Some records -
=======
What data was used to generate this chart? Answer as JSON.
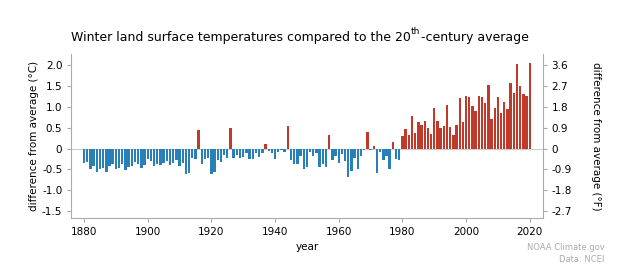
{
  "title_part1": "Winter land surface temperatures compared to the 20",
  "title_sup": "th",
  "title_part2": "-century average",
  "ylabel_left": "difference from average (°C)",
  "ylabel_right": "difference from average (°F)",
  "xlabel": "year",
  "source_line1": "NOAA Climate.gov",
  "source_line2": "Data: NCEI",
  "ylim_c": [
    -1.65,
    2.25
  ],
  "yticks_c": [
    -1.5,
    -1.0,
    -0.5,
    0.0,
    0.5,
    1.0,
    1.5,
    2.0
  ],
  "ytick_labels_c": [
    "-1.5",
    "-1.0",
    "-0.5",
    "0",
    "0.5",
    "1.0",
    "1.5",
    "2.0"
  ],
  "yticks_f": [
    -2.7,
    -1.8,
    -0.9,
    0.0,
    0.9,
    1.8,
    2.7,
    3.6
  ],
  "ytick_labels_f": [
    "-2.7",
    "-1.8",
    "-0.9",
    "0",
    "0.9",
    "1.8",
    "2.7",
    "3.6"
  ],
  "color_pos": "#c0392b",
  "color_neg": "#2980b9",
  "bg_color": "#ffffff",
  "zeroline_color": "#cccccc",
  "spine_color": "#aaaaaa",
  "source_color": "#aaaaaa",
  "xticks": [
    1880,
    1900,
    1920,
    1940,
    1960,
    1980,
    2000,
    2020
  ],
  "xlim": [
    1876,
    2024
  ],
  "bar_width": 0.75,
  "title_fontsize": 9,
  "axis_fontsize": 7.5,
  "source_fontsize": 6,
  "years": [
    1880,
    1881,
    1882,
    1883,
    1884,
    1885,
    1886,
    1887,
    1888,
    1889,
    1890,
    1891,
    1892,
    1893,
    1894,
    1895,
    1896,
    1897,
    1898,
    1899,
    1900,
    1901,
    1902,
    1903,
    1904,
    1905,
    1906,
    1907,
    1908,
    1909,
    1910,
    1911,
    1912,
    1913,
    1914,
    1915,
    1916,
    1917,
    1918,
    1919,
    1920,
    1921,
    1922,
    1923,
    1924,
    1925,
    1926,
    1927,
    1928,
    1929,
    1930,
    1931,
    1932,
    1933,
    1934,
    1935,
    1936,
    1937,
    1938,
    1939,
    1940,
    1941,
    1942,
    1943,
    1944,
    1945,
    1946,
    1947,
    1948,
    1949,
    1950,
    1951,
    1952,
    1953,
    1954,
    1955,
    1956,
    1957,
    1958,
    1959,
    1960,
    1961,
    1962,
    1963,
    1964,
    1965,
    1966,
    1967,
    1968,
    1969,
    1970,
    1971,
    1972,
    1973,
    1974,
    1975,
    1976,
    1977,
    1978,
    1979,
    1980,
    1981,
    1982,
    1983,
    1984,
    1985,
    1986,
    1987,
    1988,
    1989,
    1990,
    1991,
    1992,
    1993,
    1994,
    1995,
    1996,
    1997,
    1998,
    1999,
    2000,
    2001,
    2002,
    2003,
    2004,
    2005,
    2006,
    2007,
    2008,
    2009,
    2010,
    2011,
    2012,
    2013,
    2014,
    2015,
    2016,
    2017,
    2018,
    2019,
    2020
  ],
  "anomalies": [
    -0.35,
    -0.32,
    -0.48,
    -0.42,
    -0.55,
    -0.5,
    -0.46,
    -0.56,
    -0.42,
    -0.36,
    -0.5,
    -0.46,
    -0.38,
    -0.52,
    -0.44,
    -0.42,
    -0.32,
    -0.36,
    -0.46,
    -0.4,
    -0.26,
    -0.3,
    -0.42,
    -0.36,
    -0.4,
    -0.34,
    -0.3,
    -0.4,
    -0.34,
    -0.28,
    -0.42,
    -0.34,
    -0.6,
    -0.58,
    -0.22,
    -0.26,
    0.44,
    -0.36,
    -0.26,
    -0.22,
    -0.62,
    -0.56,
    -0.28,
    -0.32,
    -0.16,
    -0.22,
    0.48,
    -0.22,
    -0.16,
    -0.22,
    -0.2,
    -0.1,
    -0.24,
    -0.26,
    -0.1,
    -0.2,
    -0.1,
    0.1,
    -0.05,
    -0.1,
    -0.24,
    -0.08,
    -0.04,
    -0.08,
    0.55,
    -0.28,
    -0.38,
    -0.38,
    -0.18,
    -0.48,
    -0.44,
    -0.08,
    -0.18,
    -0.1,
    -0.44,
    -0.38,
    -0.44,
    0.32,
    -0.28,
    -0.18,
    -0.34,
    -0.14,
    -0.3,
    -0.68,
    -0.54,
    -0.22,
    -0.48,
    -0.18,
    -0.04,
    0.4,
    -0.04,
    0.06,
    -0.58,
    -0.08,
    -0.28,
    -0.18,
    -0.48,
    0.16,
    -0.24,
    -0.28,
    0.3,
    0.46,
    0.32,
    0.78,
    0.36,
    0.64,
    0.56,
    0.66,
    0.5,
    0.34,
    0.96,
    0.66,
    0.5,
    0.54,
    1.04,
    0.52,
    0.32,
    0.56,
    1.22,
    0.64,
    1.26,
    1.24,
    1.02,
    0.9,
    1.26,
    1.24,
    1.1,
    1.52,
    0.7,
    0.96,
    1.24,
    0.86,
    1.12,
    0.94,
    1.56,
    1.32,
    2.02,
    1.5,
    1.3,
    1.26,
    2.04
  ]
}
=======
Problem to solve - Without the pictures, repeat all the records word for word.

Solution to the exercise -
What data was used to generate this chart? Answer as JSON.
{
  "title_part1": "Winter land surface temperatures compared to the 20",
  "title_sup": "th",
  "title_part2": "-century average",
  "ylabel_left": "difference from average (°C)",
  "ylabel_right": "difference from average (°F)",
  "xlabel": "year",
  "source_line1": "NOAA Climate.gov",
  "source_line2": "Data: NCEI",
  "ylim_c": [
    -1.65,
    2.25
  ],
  "yticks_c": [
    -1.5,
    -1.0,
    -0.5,
    0.0,
    0.5,
    1.0,
    1.5,
    2.0
  ],
  "ytick_labels_c": [
    "-1.5",
    "-1.0",
    "-0.5",
    "0",
    "0.5",
    "1.0",
    "1.5",
    "2.0"
  ],
  "yticks_f": [
    -2.7,
    -1.8,
    -0.9,
    0.0,
    0.9,
    1.8,
    2.7,
    3.6
  ],
  "ytick_labels_f": [
    "-2.7",
    "-1.8",
    "-0.9",
    "0",
    "0.9",
    "1.8",
    "2.7",
    "3.6"
  ],
  "color_pos": "#c0392b",
  "color_neg": "#2980b9",
  "bg_color": "#ffffff",
  "zeroline_color": "#cccccc",
  "spine_color": "#aaaaaa",
  "source_color": "#aaaaaa",
  "xticks": [
    1880,
    1900,
    1920,
    1940,
    1960,
    1980,
    2000,
    2020
  ],
  "xlim": [
    1876,
    2024
  ],
  "bar_width": 0.75,
  "title_fontsize": 9,
  "axis_fontsize": 7.5,
  "source_fontsize": 6,
  "years": [
    1880,
    1881,
    1882,
    1883,
    1884,
    1885,
    1886,
    1887,
    1888,
    1889,
    1890,
    1891,
    1892,
    1893,
    1894,
    1895,
    1896,
    1897,
    1898,
    1899,
    1900,
    1901,
    1902,
    1903,
    1904,
    1905,
    1906,
    1907,
    1908,
    1909,
    1910,
    1911,
    1912,
    1913,
    1914,
    1915,
    1916,
    1917,
    1918,
    1919,
    1920,
    1921,
    1922,
    1923,
    1924,
    1925,
    1926,
    1927,
    1928,
    1929,
    1930,
    1931,
    1932,
    1933,
    1934,
    1935,
    1936,
    1937,
    1938,
    1939,
    1940,
    1941,
    1942,
    1943,
    1944,
    1945,
    1946,
    1947,
    1948,
    1949,
    1950,
    1951,
    1952,
    1953,
    1954,
    1955,
    1956,
    1957,
    1958,
    1959,
    1960,
    1961,
    1962,
    1963,
    1964,
    1965,
    1966,
    1967,
    1968,
    1969,
    1970,
    1971,
    1972,
    1973,
    1974,
    1975,
    1976,
    1977,
    1978,
    1979,
    1980,
    1981,
    1982,
    1983,
    1984,
    1985,
    1986,
    1987,
    1988,
    1989,
    1990,
    1991,
    1992,
    1993,
    1994,
    1995,
    1996,
    1997,
    1998,
    1999,
    2000,
    2001,
    2002,
    2003,
    2004,
    2005,
    2006,
    2007,
    2008,
    2009,
    2010,
    2011,
    2012,
    2013,
    2014,
    2015,
    2016,
    2017,
    2018,
    2019,
    2020
  ],
  "anomalies": [
    -0.35,
    -0.32,
    -0.48,
    -0.42,
    -0.55,
    -0.5,
    -0.46,
    -0.56,
    -0.42,
    -0.36,
    -0.5,
    -0.46,
    -0.38,
    -0.52,
    -0.44,
    -0.42,
    -0.32,
    -0.36,
    -0.46,
    -0.4,
    -0.26,
    -0.3,
    -0.42,
    -0.36,
    -0.4,
    -0.34,
    -0.3,
    -0.4,
    -0.34,
    -0.28,
    -0.42,
    -0.34,
    -0.6,
    -0.58,
    -0.22,
    -0.26,
    0.44,
    -0.36,
    -0.26,
    -0.22,
    -0.62,
    -0.56,
    -0.28,
    -0.32,
    -0.16,
    -0.22,
    0.48,
    -0.22,
    -0.16,
    -0.22,
    -0.2,
    -0.1,
    -0.24,
    -0.26,
    -0.1,
    -0.2,
    -0.1,
    0.1,
    -0.05,
    -0.1,
    -0.24,
    -0.08,
    -0.04,
    -0.08,
    0.55,
    -0.28,
    -0.38,
    -0.38,
    -0.18,
    -0.48,
    -0.44,
    -0.08,
    -0.18,
    -0.1,
    -0.44,
    -0.38,
    -0.44,
    0.32,
    -0.28,
    -0.18,
    -0.34,
    -0.14,
    -0.3,
    -0.68,
    -0.54,
    -0.22,
    -0.48,
    -0.18,
    -0.04,
    0.4,
    -0.04,
    0.06,
    -0.58,
    -0.08,
    -0.28,
    -0.18,
    -0.48,
    0.16,
    -0.24,
    -0.28,
    0.3,
    0.46,
    0.32,
    0.78,
    0.36,
    0.64,
    0.56,
    0.66,
    0.5,
    0.34,
    0.96,
    0.66,
    0.5,
    0.54,
    1.04,
    0.52,
    0.32,
    0.56,
    1.22,
    0.64,
    1.26,
    1.24,
    1.02,
    0.9,
    1.26,
    1.24,
    1.1,
    1.52,
    0.7,
    0.96,
    1.24,
    0.86,
    1.12,
    0.94,
    1.56,
    1.32,
    2.02,
    1.5,
    1.3,
    1.26,
    2.04
  ]
}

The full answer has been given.